#### Material to process

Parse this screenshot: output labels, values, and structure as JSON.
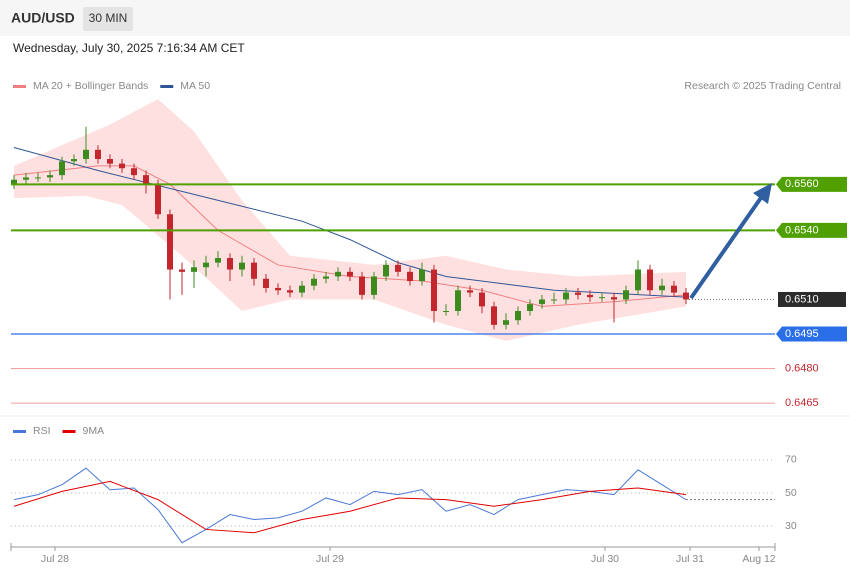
{
  "header": {
    "symbol": "AUD/USD",
    "interval": "30 MIN",
    "timestamp": "Wednesday, July 30, 2025 7:16:34 AM CET",
    "credit": "Research © 2025 Trading Central"
  },
  "chart_data": [
    {
      "type": "candlestick",
      "legend": [
        {
          "name": "MA 20 + Bollinger Bands",
          "color": "#f08080"
        },
        {
          "name": "MA 50",
          "color": "#2f5596"
        }
      ],
      "ylim": [
        0.6462,
        0.6614
      ],
      "up_color": "#3d8b1f",
      "down_color": "#c3262c",
      "candles": {
        "open": [
          0.656,
          0.6562,
          0.6563,
          0.6563,
          0.6564,
          0.657,
          0.6571,
          0.6575,
          0.6571,
          0.6569,
          0.6567,
          0.6564,
          0.656,
          0.6547,
          0.6523,
          0.6522,
          0.6524,
          0.6526,
          0.6528,
          0.6523,
          0.6526,
          0.6519,
          0.6515,
          0.6514,
          0.6513,
          0.6516,
          0.6519,
          0.652,
          0.6522,
          0.652,
          0.6512,
          0.652,
          0.6525,
          0.6522,
          0.6518,
          0.6523,
          0.6505,
          0.6505,
          0.6514,
          0.6513,
          0.6507,
          0.6499,
          0.6501,
          0.6505,
          0.6508,
          0.651,
          0.651,
          0.6513,
          0.6512,
          0.6511,
          0.6511,
          0.651,
          0.6514,
          0.6523,
          0.6514,
          0.6516,
          0.6513
        ],
        "high": [
          0.6564,
          0.6565,
          0.6565,
          0.6566,
          0.6572,
          0.6573,
          0.6585,
          0.6577,
          0.6573,
          0.6571,
          0.6569,
          0.6566,
          0.6562,
          0.6549,
          0.6526,
          0.6527,
          0.6529,
          0.6531,
          0.653,
          0.6529,
          0.6528,
          0.6521,
          0.6517,
          0.6516,
          0.6518,
          0.6521,
          0.6522,
          0.6524,
          0.6524,
          0.6522,
          0.6522,
          0.6527,
          0.6527,
          0.6524,
          0.6526,
          0.6525,
          0.6508,
          0.6516,
          0.6516,
          0.6515,
          0.6509,
          0.6504,
          0.6507,
          0.651,
          0.6512,
          0.6513,
          0.6515,
          0.6515,
          0.6514,
          0.6513,
          0.6513,
          0.6516,
          0.6527,
          0.6525,
          0.6519,
          0.6518,
          0.6515
        ],
        "low": [
          0.6558,
          0.656,
          0.6561,
          0.6561,
          0.6562,
          0.6568,
          0.6569,
          0.6569,
          0.6567,
          0.6565,
          0.6562,
          0.6556,
          0.6545,
          0.651,
          0.6512,
          0.6515,
          0.652,
          0.6524,
          0.6518,
          0.652,
          0.6516,
          0.6513,
          0.6512,
          0.6511,
          0.6511,
          0.6514,
          0.6517,
          0.6518,
          0.6518,
          0.651,
          0.651,
          0.6518,
          0.652,
          0.6516,
          0.6516,
          0.65,
          0.6503,
          0.6503,
          0.6511,
          0.6504,
          0.6497,
          0.6497,
          0.6499,
          0.6503,
          0.6506,
          0.6508,
          0.6508,
          0.651,
          0.6509,
          0.6509,
          0.65,
          0.6508,
          0.6512,
          0.6512,
          0.6512,
          0.6511,
          0.6508
        ],
        "close": [
          0.6562,
          0.6563,
          0.6563,
          0.6564,
          0.657,
          0.6571,
          0.6575,
          0.6571,
          0.6569,
          0.6567,
          0.6564,
          0.656,
          0.6547,
          0.6523,
          0.6522,
          0.6524,
          0.6526,
          0.6528,
          0.6523,
          0.6526,
          0.6519,
          0.6515,
          0.6514,
          0.6513,
          0.6516,
          0.6519,
          0.652,
          0.6522,
          0.652,
          0.6512,
          0.652,
          0.6525,
          0.6522,
          0.6518,
          0.6523,
          0.6505,
          0.6505,
          0.6514,
          0.6513,
          0.6507,
          0.6499,
          0.6501,
          0.6505,
          0.6508,
          0.651,
          0.651,
          0.6513,
          0.6512,
          0.6511,
          0.6511,
          0.651,
          0.6514,
          0.6523,
          0.6514,
          0.6516,
          0.6513,
          0.651
        ]
      },
      "ma50": {
        "x": [
          0,
          7,
          15.5,
          24,
          28,
          32,
          36,
          45,
          56
        ],
        "values": [
          0.6576,
          0.6566,
          0.6555,
          0.6544,
          0.6536,
          0.6526,
          0.652,
          0.6514,
          0.6511
        ]
      },
      "ma20": {
        "x": [
          0,
          7,
          10,
          13,
          17,
          22,
          28,
          34,
          39,
          44,
          50,
          56
        ],
        "values": [
          0.6564,
          0.6568,
          0.6568,
          0.656,
          0.654,
          0.6525,
          0.652,
          0.6518,
          0.6514,
          0.6507,
          0.6509,
          0.6512
        ]
      },
      "bb_upper": {
        "x": [
          0,
          8,
          12,
          15,
          19,
          23,
          30,
          36,
          41,
          47,
          56
        ],
        "values": [
          0.6568,
          0.6586,
          0.6597,
          0.6583,
          0.6553,
          0.6529,
          0.6525,
          0.6529,
          0.6523,
          0.652,
          0.6522
        ]
      },
      "bb_lower": {
        "x": [
          0,
          6,
          9,
          14,
          19,
          23,
          30,
          36,
          41,
          47,
          56
        ],
        "values": [
          0.6554,
          0.6555,
          0.6551,
          0.6529,
          0.6505,
          0.651,
          0.651,
          0.6499,
          0.6492,
          0.6499,
          0.6507
        ]
      },
      "levels": [
        {
          "value": 0.656,
          "label": "0.6560",
          "color": "#4fa000",
          "style": "box"
        },
        {
          "value": 0.654,
          "label": "0.6540",
          "color": "#4fa000",
          "style": "box"
        },
        {
          "value": 0.651,
          "label": "0.6510",
          "color": "#2b2b2b",
          "style": "current"
        },
        {
          "value": 0.6495,
          "label": "0.6495",
          "color": "#2a6ee8",
          "style": "box"
        },
        {
          "value": 0.648,
          "label": "0.6480",
          "color": "#c3262c",
          "style": "text"
        },
        {
          "value": 0.6465,
          "label": "0.6465",
          "color": "#c3262c",
          "style": "text"
        }
      ]
    },
    {
      "type": "line",
      "series": [
        {
          "name": "RSI",
          "color": "#4a78d6",
          "x": [
            0,
            2,
            4,
            6,
            8,
            10,
            12,
            14,
            16,
            18,
            20,
            22,
            24,
            26,
            28,
            30,
            32,
            34,
            36,
            38,
            40,
            42,
            44,
            46,
            48,
            50,
            52,
            54,
            56
          ],
          "values": [
            46,
            49,
            55,
            65,
            52,
            53,
            40,
            20,
            28,
            37,
            34,
            35,
            39,
            47,
            43,
            51,
            49,
            52,
            39,
            43,
            37,
            46,
            49,
            52,
            51,
            49,
            64,
            55,
            46
          ]
        },
        {
          "name": "9MA",
          "color": "#e00000",
          "x": [
            0,
            4,
            8,
            12,
            16,
            20,
            24,
            28,
            32,
            36,
            40,
            44,
            48,
            52,
            56
          ],
          "values": [
            42,
            51,
            57,
            46,
            28,
            26,
            34,
            39,
            47,
            46,
            42,
            46,
            51,
            53,
            49
          ]
        }
      ],
      "ylim": [
        18,
        82
      ],
      "yticks": [
        30,
        50,
        70
      ],
      "grid": true,
      "x_labels": [
        "Jul 28",
        "Jul 29",
        "Jul 30",
        "Jul 31",
        "Aug 12"
      ]
    }
  ]
}
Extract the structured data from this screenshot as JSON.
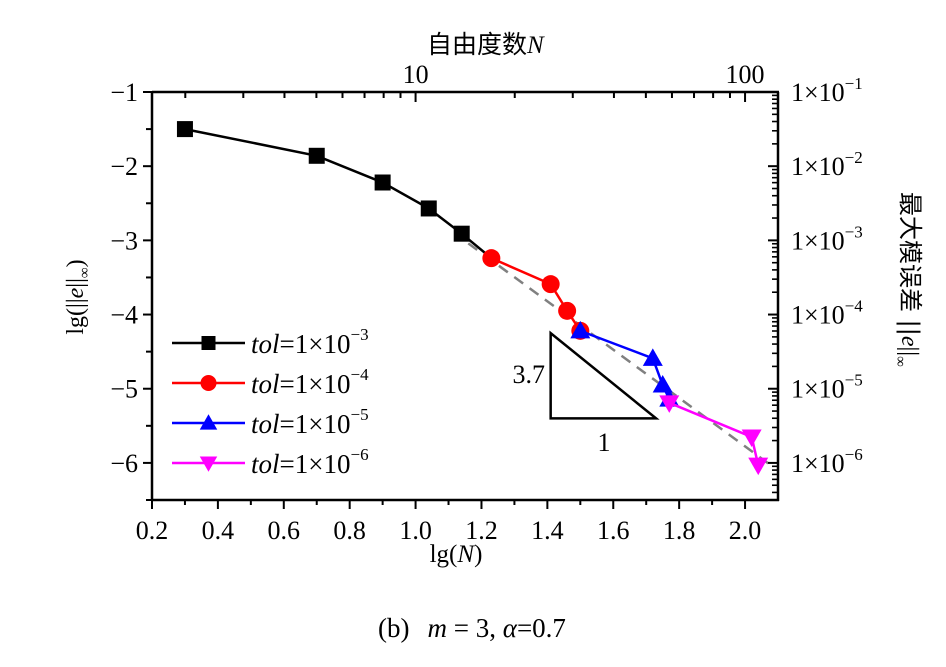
{
  "chart_data": {
    "type": "line",
    "title": "",
    "caption": {
      "prefix": "(b)",
      "m_var": "m",
      "m_eq": " = 3, ",
      "alpha_var": "α",
      "alpha_eq": "=0.7"
    },
    "xlabel": {
      "pre": "lg(",
      "var": "N",
      "post": ")"
    },
    "ylabel": {
      "pre": "lg(||",
      "var": "e",
      "post": "||",
      "sub": "∞",
      "close": ")"
    },
    "top_xlabel": {
      "text": "自由度数",
      "var": "N"
    },
    "right_ylabel": {
      "text": "最大模误差 ||",
      "var": "e",
      "post": "||",
      "sub": "∞"
    },
    "xlim": [
      0.2,
      2.1
    ],
    "ylim": [
      -6.5,
      -1
    ],
    "x_ticks": [
      0.2,
      0.4,
      0.6,
      0.8,
      1.0,
      1.2,
      1.4,
      1.6,
      1.8,
      2.0
    ],
    "x_tick_labels": [
      "0.2",
      "0.4",
      "0.6",
      "0.8",
      "1.0",
      "1.2",
      "1.4",
      "1.6",
      "1.8",
      "2.0"
    ],
    "y_ticks": [
      -1,
      -2,
      -3,
      -4,
      -5,
      -6
    ],
    "y_tick_labels": [
      "−1",
      "−2",
      "−3",
      "−4",
      "−5",
      "−6"
    ],
    "top_ticks": [
      10,
      100
    ],
    "top_tick_labels": [
      "10",
      "100"
    ],
    "right_ticks": [
      -1,
      -2,
      -3,
      -4,
      -5,
      -6
    ],
    "right_tick_labels": [
      {
        "base": "1×10",
        "exp": "−1"
      },
      {
        "base": "1×10",
        "exp": "−2"
      },
      {
        "base": "1×10",
        "exp": "−3"
      },
      {
        "base": "1×10",
        "exp": "−4"
      },
      {
        "base": "1×10",
        "exp": "−5"
      },
      {
        "base": "1×10",
        "exp": "−6"
      }
    ],
    "grid": false,
    "legend_position": "bottom-left",
    "series": [
      {
        "name": "tol=1×10−3",
        "label_var": "tol",
        "label_eq": "=1×10",
        "label_exp": "−3",
        "color": "#000000",
        "marker": "square",
        "x": [
          0.3,
          0.7,
          0.9,
          1.04,
          1.14,
          1.23
        ],
        "y": [
          -1.5,
          -1.86,
          -2.22,
          -2.57,
          -2.91,
          -3.24
        ]
      },
      {
        "name": "tol=1×10−4",
        "label_var": "tol",
        "label_eq": "=1×10",
        "label_exp": "−4",
        "color": "#ff0000",
        "marker": "circle",
        "x": [
          1.23,
          1.41,
          1.46,
          1.5
        ],
        "y": [
          -3.24,
          -3.59,
          -3.95,
          -4.22
        ]
      },
      {
        "name": "tol=1×10−5",
        "label_var": "tol",
        "label_eq": "=1×10",
        "label_exp": "−5",
        "color": "#0000ff",
        "marker": "triangle-up",
        "x": [
          1.5,
          1.72,
          1.75,
          1.77
        ],
        "y": [
          -4.22,
          -4.59,
          -4.95,
          -5.14
        ]
      },
      {
        "name": "tol=1×10−6",
        "label_var": "tol",
        "label_eq": "=1×10",
        "label_exp": "−6",
        "color": "#ff00ff",
        "marker": "triangle-down",
        "x": [
          1.77,
          2.02,
          2.04
        ],
        "y": [
          -5.19,
          -5.65,
          -6.03
        ]
      }
    ],
    "reference_line": {
      "color": "#808080",
      "style": "dashed",
      "x": [
        1.16,
        2.09
      ],
      "y": [
        -3.04,
        -6.07
      ]
    },
    "slope_triangle": {
      "rise_label": "3.7",
      "run_label": "1",
      "x": [
        1.41,
        1.73
      ],
      "y": [
        -4.25,
        -5.4
      ]
    }
  }
}
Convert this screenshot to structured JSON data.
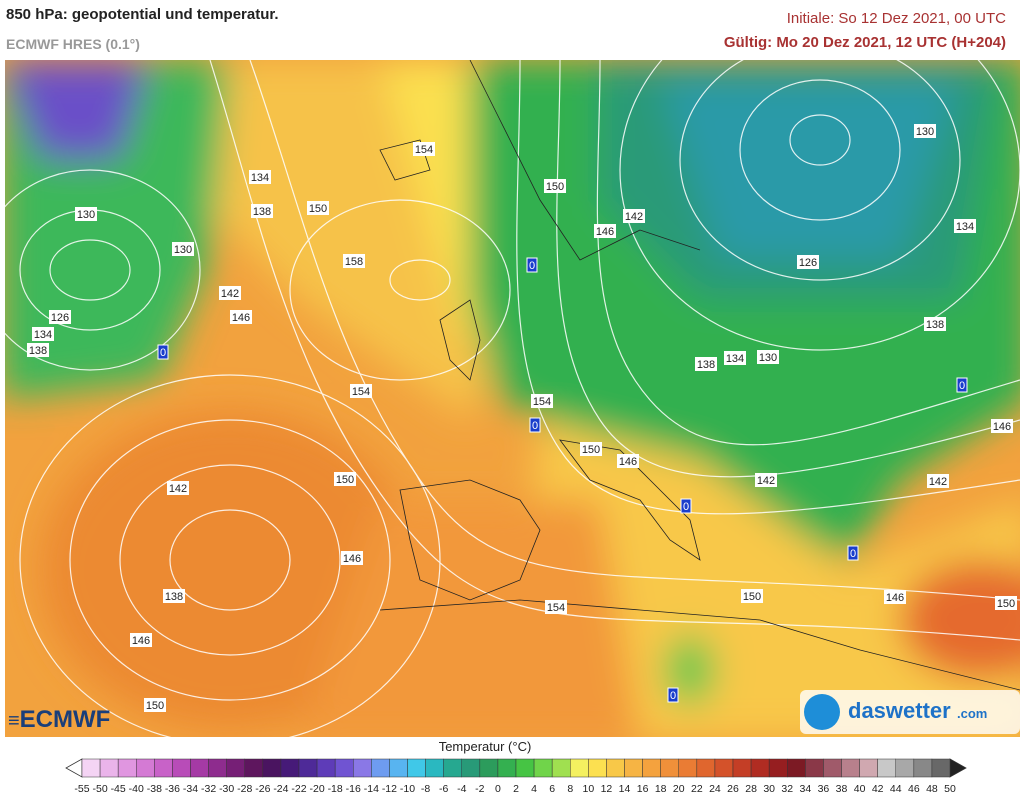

########

:: Directions ::
State only the count of lines above that hold the string "this".

:: Result of the exercise ::
3